• DIRECTIONS FOR THIS TASK: Copy each line below that includes "data".

----

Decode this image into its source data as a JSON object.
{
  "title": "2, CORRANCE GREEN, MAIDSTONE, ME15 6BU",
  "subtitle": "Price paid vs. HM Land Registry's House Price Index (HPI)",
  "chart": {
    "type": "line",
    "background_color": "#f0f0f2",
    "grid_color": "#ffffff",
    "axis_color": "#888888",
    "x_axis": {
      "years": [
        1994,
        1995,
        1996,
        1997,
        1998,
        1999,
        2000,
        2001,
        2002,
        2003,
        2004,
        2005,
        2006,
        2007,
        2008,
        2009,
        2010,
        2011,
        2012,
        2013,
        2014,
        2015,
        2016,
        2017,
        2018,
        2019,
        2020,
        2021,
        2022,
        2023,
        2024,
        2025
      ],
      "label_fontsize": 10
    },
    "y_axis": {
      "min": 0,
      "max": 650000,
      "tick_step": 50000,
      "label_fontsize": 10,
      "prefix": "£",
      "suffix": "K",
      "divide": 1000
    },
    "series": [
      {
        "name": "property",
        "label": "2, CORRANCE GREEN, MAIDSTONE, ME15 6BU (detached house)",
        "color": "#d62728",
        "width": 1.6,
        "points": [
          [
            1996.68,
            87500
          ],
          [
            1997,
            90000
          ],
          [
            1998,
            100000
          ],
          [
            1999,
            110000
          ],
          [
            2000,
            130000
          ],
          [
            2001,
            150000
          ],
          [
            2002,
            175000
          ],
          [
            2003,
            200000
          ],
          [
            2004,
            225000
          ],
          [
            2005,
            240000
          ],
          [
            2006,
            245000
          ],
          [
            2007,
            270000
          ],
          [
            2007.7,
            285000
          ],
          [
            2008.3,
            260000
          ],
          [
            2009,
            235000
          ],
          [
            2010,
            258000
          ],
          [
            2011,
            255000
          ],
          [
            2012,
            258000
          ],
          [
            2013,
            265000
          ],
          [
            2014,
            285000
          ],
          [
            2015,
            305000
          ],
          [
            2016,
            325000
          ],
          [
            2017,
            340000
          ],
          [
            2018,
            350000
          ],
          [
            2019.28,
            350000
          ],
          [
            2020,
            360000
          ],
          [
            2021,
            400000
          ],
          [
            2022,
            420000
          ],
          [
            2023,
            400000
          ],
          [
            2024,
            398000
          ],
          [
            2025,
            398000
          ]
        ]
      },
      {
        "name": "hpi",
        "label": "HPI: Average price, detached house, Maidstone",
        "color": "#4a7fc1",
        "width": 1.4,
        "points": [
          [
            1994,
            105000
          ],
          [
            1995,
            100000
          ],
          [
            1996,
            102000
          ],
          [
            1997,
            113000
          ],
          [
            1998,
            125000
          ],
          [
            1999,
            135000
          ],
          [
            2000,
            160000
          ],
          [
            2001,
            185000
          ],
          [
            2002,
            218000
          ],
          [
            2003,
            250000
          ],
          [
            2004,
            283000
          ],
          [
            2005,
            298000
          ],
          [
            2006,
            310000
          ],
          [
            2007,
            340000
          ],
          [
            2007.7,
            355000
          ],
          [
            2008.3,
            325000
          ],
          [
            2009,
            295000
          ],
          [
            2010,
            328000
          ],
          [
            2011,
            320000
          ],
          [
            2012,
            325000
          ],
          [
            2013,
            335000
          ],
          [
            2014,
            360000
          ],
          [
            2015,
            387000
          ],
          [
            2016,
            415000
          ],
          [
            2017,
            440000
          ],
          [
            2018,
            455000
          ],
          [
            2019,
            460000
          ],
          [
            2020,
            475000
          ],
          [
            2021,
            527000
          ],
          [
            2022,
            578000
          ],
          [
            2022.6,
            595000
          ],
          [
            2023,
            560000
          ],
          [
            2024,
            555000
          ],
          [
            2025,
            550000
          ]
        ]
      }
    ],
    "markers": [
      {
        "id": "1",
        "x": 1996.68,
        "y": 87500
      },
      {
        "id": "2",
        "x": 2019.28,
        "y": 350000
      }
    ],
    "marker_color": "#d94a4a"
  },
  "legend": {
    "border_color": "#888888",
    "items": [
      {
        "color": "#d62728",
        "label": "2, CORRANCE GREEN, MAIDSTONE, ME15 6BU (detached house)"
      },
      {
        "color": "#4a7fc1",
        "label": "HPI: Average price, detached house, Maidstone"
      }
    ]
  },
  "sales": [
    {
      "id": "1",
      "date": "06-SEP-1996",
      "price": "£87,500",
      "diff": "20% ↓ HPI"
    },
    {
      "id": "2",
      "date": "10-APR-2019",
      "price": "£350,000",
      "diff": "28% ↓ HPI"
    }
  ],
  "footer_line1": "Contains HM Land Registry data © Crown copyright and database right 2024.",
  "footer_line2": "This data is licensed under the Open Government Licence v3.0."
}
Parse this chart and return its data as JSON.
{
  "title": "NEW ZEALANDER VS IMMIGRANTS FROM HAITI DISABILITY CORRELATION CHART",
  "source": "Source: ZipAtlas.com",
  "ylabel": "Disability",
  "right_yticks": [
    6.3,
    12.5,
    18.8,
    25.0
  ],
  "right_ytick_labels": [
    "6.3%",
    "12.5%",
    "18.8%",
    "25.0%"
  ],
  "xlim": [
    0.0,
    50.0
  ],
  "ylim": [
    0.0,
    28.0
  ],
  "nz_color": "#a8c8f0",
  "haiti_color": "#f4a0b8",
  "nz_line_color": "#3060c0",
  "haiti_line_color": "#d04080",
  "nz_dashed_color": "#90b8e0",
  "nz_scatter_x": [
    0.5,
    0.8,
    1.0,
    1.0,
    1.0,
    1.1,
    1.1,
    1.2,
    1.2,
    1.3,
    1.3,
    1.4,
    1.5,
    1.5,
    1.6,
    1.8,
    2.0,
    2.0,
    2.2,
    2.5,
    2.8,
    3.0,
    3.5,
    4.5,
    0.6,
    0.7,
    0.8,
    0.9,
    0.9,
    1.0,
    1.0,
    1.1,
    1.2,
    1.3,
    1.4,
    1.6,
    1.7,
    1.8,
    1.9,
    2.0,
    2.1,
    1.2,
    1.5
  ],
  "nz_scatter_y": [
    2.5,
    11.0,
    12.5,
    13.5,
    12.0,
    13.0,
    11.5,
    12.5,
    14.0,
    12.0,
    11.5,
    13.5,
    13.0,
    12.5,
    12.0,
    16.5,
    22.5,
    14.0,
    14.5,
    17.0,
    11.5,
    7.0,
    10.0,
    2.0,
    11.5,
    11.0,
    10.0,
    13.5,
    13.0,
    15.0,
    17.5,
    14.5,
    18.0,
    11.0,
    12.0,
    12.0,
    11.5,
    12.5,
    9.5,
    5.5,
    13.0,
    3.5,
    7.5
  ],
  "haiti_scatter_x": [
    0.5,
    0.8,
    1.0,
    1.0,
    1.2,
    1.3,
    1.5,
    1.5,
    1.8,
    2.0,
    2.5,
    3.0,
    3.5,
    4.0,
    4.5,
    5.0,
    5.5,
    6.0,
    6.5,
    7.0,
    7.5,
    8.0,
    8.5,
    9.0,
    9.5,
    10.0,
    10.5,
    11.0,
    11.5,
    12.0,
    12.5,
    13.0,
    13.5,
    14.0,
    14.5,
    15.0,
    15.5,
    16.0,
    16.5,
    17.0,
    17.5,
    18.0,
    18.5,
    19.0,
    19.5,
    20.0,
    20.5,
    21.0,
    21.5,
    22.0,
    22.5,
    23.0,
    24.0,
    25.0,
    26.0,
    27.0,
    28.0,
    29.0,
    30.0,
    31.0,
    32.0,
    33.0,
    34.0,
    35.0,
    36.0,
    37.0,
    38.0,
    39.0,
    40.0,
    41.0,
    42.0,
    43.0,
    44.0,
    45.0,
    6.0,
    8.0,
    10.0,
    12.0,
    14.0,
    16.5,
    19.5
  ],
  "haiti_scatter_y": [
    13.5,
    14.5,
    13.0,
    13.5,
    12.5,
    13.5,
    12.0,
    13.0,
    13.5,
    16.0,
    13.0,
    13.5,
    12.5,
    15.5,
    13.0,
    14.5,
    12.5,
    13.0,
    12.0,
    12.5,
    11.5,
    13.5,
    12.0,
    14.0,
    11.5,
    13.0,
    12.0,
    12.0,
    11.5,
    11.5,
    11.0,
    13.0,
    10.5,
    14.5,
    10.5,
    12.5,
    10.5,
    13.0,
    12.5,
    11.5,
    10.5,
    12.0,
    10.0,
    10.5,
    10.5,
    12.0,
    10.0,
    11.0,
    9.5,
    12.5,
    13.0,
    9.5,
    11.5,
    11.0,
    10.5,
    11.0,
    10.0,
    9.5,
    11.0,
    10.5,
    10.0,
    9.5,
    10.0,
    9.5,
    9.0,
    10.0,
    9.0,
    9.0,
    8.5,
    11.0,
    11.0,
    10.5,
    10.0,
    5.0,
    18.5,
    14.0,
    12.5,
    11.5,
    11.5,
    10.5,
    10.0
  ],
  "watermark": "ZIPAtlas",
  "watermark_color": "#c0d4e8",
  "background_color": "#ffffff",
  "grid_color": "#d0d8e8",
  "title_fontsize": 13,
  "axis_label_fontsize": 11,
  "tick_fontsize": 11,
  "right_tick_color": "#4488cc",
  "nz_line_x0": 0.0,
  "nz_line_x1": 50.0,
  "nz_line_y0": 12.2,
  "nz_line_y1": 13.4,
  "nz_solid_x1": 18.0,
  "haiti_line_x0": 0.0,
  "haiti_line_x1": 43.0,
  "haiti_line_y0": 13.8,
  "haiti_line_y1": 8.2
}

----

• IN RESPONSE:
Decode this image into its source data as a JSON object.
  "footer_line1": "Contains HM Land Registry data © Crown copyright and database right 2024.",
  "footer_line2": "This data is licensed under the Open Government Licence v3.0."
Parse this chart and return its data as JSON.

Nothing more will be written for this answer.